Write out the complete material exactly as it stands.

(Recorded data)
BEGIN
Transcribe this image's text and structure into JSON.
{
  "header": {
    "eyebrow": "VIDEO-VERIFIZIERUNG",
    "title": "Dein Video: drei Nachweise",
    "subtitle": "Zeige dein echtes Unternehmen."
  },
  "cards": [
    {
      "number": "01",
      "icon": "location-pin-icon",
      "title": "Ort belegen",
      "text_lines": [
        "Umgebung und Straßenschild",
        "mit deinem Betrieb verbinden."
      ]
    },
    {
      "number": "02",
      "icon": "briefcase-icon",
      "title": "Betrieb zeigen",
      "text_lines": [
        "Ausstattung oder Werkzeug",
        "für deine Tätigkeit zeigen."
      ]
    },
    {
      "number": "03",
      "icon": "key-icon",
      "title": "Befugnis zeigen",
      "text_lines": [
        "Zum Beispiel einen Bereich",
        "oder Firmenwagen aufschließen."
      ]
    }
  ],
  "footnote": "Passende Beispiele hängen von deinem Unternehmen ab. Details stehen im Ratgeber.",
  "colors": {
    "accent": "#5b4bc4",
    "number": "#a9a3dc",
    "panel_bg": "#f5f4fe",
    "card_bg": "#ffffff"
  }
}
END
Task output –
Transcribe this image's text and structure into JSON.
{
  "header": {
    "eyebrow": "VIDEO-VERIFIZIERUNG",
    "title": "Dein Video: drei Nachweise",
    "subtitle": "Zeige dein echtes Unternehmen."
  },
  "cards": [
    {
      "number": "01",
      "icon": "location-pin-icon",
      "title": "Ort belegen",
      "text_lines": [
        "Umgebung und Straßenschild",
        "mit deinem Betrieb verbinden."
      ]
    },
    {
      "number": "02",
      "icon": "briefcase-icon",
      "title": "Betrieb zeigen",
      "text_lines": [
        "Ausstattung oder Werkzeug",
        "für deine Tätigkeit zeigen."
      ]
    },
    {
      "number": "03",
      "icon": "key-icon",
      "title": "Befugnis zeigen",
      "text_lines": [
        "Zum Beispiel einen Bereich",
        "oder Firmenwagen aufschließen."
      ]
    }
  ],
  "footnote": "Passende Beispiele hängen von deinem Unternehmen ab. Details stehen im Ratgeber.",
  "colors": {
    "accent": "#5b4bc4",
    "number": "#a9a3dc",
    "panel_bg": "#f5f4fe",
    "card_bg": "#ffffff"
  }
}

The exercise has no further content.